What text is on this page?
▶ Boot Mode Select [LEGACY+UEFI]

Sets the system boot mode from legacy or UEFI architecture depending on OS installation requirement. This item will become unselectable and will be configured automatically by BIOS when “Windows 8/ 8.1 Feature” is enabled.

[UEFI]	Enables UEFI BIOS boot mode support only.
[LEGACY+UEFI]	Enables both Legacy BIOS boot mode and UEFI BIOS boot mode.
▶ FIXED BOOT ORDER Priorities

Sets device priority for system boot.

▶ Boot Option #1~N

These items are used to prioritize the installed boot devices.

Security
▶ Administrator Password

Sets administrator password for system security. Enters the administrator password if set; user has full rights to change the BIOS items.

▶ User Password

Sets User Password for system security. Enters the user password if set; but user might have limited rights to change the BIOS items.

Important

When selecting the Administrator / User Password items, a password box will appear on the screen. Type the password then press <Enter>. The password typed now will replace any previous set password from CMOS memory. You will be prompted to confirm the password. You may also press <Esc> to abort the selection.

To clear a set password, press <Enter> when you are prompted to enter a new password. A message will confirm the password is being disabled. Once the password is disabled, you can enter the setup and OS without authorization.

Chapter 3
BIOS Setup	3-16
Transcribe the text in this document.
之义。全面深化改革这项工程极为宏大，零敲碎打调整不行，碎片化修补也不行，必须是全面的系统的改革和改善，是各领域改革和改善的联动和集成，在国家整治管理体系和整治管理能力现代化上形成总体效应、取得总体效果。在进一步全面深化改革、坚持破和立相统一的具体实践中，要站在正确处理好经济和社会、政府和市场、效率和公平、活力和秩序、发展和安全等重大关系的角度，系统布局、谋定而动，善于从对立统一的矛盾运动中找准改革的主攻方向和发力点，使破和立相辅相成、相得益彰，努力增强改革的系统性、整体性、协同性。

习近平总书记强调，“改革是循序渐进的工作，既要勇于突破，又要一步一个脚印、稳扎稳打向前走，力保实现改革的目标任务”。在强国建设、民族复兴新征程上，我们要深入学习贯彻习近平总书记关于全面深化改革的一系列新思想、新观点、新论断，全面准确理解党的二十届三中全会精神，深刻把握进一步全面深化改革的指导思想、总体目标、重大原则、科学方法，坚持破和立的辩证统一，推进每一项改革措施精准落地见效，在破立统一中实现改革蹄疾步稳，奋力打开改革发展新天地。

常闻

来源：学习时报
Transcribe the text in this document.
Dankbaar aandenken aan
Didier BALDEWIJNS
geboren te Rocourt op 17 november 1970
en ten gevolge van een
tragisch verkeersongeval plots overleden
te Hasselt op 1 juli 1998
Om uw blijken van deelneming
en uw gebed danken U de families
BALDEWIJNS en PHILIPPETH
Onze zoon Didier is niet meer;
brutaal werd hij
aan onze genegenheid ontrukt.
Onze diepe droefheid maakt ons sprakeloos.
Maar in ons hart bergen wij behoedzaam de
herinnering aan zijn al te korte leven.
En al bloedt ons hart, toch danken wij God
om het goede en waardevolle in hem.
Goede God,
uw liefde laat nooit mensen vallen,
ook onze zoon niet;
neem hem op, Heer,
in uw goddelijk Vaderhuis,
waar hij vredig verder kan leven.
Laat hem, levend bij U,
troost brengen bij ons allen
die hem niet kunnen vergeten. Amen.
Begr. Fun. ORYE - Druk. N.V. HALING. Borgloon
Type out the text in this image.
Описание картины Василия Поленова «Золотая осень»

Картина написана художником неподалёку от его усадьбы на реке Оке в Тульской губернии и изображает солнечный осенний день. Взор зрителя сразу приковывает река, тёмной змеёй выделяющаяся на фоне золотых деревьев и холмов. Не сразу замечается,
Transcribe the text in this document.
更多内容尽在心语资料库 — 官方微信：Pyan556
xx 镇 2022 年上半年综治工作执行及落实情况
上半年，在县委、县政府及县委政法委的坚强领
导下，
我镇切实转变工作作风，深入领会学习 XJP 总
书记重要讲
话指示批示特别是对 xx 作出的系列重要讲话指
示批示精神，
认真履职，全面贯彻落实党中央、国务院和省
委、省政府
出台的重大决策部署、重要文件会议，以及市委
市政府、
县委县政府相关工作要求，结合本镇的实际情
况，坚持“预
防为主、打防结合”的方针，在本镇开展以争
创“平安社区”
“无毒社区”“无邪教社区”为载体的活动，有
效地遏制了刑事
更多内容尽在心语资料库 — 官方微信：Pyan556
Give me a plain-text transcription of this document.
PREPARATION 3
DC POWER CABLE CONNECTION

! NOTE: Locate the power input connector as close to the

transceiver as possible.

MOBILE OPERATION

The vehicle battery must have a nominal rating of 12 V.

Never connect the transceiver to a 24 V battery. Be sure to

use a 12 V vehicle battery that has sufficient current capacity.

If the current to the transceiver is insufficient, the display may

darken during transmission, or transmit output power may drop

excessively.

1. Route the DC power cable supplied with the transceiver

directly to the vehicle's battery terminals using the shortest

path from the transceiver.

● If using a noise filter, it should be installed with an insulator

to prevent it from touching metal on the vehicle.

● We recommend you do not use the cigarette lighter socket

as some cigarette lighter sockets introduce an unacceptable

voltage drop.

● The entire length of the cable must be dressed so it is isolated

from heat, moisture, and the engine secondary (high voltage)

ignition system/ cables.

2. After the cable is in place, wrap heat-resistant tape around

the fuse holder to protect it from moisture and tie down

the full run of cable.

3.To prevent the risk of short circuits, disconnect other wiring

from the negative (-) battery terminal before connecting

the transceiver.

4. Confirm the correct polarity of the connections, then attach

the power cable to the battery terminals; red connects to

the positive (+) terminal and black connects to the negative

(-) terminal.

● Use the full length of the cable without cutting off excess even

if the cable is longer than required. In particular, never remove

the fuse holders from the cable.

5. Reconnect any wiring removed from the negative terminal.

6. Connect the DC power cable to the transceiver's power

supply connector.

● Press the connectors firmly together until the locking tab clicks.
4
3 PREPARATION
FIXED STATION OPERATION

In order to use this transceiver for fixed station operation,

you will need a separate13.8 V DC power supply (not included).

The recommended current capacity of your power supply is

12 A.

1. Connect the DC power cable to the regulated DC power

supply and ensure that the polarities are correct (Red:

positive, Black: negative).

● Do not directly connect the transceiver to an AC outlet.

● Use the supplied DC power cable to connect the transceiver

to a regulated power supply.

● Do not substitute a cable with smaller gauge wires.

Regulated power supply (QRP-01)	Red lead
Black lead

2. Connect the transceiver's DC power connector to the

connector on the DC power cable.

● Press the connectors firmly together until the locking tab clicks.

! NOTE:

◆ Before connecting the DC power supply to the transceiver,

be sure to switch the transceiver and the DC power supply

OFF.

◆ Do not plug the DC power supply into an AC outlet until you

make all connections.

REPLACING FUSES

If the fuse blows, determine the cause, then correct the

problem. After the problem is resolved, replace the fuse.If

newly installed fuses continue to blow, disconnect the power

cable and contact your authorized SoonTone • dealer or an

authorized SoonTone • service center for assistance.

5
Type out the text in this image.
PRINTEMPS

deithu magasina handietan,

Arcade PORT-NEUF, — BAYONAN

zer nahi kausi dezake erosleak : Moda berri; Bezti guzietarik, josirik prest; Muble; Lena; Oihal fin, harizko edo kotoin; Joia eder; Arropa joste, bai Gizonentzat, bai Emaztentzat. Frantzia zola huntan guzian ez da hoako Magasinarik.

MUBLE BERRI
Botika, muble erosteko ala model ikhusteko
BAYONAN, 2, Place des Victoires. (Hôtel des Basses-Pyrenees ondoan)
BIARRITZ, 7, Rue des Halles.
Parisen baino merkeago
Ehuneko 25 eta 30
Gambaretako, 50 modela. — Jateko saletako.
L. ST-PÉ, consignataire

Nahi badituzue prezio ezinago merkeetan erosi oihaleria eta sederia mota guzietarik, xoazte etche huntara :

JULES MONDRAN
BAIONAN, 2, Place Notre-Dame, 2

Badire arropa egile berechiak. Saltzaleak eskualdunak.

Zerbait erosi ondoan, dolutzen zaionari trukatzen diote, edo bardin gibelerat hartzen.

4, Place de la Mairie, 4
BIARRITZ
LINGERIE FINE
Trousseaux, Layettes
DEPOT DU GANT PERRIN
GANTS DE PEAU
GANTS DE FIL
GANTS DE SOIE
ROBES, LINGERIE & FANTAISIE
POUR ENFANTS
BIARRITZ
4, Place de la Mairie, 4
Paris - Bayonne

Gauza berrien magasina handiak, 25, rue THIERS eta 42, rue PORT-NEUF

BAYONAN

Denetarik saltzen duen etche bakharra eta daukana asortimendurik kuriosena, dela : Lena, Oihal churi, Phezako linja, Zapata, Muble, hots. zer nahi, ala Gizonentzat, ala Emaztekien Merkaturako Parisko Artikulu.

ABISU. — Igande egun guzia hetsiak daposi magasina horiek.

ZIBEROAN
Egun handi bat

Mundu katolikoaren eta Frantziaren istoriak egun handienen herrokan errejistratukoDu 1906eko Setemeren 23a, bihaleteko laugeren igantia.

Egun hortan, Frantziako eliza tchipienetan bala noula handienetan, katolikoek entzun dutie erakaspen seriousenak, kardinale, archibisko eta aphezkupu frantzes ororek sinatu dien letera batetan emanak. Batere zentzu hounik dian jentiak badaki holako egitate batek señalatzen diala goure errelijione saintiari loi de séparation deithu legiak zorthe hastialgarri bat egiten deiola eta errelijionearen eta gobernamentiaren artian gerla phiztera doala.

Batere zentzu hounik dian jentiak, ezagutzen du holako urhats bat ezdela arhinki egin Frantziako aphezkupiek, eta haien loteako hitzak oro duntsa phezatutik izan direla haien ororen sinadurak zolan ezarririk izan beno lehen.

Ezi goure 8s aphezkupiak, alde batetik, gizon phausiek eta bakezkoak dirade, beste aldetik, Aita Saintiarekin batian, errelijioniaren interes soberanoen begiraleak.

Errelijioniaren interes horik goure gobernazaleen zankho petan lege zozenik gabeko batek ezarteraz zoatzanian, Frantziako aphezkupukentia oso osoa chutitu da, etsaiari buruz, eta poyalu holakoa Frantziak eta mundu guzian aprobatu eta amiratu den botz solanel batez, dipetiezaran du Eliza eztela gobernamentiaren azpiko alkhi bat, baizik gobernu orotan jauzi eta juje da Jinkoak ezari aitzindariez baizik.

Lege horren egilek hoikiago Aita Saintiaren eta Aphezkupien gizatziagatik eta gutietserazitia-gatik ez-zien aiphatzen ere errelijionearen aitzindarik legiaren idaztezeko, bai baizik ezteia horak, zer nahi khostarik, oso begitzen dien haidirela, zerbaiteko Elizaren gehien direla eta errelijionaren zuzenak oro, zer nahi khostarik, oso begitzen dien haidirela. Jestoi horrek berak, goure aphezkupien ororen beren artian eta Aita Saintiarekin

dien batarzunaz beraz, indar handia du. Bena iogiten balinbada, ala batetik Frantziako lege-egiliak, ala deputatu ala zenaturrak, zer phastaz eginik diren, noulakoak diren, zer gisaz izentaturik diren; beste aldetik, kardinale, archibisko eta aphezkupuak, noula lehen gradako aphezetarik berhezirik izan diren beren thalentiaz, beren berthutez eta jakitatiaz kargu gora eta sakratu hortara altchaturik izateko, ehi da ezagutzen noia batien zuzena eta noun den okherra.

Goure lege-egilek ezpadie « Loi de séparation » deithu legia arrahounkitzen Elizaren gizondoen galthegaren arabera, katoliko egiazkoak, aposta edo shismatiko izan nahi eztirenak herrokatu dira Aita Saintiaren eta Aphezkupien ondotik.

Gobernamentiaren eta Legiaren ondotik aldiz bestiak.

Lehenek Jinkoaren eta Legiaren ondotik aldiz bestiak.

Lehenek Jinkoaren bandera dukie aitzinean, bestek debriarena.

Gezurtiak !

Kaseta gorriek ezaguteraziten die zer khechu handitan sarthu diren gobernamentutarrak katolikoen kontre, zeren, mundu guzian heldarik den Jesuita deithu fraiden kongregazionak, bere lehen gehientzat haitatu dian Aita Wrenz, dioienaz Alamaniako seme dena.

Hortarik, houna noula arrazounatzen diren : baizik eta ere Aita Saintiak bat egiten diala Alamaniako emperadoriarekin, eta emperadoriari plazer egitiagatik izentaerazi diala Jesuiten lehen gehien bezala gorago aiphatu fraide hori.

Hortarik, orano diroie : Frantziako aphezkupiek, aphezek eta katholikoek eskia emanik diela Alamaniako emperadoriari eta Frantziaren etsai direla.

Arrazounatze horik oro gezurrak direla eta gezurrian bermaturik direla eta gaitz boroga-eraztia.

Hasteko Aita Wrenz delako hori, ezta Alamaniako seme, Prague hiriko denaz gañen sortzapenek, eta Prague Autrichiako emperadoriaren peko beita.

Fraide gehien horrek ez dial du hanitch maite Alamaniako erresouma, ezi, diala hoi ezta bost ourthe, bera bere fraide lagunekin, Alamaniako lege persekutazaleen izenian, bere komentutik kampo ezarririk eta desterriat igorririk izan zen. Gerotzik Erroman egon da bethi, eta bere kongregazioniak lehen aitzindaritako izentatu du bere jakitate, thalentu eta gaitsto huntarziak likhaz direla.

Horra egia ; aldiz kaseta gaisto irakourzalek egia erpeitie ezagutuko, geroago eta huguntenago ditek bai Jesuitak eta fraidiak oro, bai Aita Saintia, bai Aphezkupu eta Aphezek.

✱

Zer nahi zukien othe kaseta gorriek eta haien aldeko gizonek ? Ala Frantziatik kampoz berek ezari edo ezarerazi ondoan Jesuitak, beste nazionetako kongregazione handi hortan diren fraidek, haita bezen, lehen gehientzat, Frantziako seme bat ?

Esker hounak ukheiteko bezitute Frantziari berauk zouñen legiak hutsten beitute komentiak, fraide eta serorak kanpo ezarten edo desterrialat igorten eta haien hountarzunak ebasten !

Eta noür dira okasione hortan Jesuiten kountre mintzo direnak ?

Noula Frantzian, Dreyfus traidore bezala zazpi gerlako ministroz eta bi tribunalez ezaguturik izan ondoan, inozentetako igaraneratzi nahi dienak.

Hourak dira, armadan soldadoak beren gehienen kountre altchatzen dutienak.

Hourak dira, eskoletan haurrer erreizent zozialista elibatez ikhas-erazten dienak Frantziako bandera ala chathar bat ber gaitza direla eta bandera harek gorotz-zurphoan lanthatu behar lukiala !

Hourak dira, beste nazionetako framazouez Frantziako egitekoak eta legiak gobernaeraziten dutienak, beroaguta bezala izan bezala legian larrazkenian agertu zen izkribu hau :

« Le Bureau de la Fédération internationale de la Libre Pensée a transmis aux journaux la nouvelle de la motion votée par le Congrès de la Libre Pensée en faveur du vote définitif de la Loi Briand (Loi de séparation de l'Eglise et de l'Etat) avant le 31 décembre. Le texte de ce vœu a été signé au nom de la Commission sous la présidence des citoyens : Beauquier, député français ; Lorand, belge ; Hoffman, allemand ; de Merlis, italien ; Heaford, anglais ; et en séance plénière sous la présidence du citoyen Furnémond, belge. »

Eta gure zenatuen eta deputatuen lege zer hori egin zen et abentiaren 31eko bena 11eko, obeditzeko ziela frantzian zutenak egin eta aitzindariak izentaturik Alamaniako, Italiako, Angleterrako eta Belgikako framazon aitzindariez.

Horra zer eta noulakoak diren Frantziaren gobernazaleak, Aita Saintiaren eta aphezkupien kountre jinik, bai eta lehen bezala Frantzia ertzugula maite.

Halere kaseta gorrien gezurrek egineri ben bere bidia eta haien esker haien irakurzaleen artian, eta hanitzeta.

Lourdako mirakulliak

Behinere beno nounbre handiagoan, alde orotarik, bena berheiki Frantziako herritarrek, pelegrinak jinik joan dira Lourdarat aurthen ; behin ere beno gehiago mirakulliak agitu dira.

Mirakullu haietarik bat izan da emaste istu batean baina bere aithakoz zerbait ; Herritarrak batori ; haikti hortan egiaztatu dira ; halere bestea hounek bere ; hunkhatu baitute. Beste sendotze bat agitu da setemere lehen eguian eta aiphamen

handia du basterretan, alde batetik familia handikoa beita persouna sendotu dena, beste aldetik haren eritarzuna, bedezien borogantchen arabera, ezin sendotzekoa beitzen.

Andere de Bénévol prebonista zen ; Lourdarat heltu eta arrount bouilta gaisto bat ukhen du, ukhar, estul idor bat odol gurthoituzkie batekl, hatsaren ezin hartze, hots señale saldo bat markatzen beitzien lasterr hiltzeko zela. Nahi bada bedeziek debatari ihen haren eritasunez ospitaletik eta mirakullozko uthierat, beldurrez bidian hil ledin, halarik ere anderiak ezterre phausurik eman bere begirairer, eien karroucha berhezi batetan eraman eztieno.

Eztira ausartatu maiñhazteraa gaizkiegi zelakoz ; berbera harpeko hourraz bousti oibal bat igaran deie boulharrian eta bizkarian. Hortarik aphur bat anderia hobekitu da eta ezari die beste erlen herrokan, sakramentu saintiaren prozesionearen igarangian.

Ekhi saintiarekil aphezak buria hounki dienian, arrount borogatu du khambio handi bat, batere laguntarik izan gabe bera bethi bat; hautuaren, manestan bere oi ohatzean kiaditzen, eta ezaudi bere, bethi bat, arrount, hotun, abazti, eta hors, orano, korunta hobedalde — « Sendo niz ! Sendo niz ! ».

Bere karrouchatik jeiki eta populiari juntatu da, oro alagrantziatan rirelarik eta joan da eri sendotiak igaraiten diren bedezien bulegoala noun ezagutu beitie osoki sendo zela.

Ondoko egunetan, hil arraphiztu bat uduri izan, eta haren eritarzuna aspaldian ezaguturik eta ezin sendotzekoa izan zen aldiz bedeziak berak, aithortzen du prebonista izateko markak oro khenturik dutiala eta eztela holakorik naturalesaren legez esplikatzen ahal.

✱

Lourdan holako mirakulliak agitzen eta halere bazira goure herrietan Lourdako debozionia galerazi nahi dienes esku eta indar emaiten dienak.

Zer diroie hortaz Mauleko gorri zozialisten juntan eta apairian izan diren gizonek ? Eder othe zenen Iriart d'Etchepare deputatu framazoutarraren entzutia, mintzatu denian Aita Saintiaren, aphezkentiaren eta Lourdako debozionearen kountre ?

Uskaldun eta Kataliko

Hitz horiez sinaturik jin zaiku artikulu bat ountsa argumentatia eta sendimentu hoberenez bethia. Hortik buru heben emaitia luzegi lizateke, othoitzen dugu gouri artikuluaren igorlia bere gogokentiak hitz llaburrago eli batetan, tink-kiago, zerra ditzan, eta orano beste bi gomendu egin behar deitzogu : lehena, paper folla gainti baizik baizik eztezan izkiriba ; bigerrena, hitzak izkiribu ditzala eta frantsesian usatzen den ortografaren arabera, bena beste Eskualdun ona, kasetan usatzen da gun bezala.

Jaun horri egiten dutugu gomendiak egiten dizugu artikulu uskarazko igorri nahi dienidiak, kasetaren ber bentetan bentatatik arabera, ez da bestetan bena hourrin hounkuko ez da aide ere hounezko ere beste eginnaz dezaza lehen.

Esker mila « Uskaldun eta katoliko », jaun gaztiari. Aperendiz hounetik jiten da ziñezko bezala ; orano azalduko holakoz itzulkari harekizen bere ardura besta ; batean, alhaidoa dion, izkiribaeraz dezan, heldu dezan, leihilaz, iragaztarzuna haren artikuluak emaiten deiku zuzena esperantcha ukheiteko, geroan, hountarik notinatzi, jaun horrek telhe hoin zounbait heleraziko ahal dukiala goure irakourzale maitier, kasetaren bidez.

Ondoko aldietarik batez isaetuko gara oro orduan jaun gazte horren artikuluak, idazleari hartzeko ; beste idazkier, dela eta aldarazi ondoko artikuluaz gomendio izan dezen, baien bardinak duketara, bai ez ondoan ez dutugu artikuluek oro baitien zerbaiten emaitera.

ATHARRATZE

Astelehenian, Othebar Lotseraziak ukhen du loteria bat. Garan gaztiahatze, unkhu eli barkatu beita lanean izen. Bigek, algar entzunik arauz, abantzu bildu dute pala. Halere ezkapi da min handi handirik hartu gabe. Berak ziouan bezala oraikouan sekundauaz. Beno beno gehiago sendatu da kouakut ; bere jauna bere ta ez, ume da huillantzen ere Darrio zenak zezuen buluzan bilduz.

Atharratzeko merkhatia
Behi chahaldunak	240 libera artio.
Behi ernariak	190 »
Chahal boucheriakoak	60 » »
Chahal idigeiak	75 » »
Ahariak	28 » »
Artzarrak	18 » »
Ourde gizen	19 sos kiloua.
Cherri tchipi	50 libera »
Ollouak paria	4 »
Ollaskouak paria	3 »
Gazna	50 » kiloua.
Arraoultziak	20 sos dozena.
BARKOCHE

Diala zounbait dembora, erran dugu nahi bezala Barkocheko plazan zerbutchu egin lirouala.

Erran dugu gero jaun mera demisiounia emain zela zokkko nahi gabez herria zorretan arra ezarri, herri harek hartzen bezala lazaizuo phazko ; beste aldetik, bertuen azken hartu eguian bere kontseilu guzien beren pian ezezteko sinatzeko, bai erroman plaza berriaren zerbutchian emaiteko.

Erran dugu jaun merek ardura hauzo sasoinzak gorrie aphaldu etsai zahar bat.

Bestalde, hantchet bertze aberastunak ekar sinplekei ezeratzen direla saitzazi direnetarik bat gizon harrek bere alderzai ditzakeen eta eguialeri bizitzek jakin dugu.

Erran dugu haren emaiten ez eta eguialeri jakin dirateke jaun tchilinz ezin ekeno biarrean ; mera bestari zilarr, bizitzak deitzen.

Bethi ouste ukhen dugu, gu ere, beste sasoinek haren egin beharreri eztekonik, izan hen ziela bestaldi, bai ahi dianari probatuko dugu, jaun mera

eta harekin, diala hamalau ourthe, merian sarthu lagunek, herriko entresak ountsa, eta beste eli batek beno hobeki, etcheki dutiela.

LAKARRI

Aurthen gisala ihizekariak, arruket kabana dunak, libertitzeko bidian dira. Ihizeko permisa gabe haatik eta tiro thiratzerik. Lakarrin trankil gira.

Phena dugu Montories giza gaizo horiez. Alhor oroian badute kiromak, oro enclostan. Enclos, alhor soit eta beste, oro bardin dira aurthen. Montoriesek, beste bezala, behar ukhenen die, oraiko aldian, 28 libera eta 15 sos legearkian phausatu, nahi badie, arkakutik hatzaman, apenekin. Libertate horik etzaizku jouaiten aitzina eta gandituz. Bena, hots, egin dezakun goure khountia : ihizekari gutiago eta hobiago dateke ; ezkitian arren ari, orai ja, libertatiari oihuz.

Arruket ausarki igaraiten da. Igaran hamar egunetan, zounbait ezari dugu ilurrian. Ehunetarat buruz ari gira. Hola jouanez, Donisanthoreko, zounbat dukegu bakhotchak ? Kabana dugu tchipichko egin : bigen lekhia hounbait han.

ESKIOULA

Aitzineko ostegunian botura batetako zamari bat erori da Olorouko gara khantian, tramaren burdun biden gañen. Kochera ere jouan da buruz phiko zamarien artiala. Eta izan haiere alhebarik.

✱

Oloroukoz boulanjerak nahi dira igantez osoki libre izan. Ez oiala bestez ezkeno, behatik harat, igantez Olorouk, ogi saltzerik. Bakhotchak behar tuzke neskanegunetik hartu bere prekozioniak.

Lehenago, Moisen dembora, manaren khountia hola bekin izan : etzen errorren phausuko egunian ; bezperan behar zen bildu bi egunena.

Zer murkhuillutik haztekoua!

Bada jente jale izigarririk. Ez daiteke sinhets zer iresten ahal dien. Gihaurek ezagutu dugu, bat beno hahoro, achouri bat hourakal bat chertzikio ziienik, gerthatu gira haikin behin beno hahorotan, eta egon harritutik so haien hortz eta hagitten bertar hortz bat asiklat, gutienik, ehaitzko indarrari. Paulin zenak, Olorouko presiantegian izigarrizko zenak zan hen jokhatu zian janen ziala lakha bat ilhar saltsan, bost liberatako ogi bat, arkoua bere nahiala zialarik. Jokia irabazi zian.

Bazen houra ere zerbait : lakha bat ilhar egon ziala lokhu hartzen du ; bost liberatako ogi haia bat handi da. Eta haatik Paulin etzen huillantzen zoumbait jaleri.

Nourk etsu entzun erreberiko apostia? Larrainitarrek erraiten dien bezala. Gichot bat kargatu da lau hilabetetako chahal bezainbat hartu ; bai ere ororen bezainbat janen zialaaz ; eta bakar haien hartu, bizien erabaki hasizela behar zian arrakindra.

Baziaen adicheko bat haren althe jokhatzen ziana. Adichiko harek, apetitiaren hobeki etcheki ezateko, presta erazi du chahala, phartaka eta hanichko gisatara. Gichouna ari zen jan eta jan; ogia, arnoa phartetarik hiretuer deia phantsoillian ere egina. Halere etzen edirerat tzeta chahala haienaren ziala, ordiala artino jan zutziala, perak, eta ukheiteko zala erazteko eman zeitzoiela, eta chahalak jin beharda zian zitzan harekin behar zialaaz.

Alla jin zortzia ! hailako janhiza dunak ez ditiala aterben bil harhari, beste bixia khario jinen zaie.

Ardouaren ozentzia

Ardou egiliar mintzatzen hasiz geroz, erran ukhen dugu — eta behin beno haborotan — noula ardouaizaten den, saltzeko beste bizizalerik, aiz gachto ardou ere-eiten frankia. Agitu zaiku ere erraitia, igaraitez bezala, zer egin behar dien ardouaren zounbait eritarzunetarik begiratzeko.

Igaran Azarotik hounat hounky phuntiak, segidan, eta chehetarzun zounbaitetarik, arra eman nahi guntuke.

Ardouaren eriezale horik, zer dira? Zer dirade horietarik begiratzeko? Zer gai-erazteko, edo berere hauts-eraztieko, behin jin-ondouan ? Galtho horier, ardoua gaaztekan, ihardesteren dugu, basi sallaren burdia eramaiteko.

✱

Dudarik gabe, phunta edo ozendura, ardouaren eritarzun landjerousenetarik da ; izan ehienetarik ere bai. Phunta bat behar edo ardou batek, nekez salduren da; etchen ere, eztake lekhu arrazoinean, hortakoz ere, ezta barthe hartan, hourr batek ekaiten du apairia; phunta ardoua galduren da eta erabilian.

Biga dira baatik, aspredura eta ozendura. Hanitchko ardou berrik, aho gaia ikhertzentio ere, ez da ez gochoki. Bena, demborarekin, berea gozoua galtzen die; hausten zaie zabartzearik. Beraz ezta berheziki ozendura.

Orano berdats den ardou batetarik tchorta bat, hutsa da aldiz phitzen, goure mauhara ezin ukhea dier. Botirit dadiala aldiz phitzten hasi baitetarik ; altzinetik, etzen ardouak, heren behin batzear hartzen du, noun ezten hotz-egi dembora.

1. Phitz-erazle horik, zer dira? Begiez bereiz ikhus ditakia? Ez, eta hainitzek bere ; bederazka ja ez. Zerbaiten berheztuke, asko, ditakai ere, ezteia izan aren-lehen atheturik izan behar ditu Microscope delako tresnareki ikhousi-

____________________

* Required task: Pick out each line above that includes "negative" and show it.

* Answer to this problem:
from the negative (-) battery terminal before connecting
the positive (+) terminal and black connects to the negative
5. Reconnect any wiring removed from the negative terminal.
positive, Black: negative).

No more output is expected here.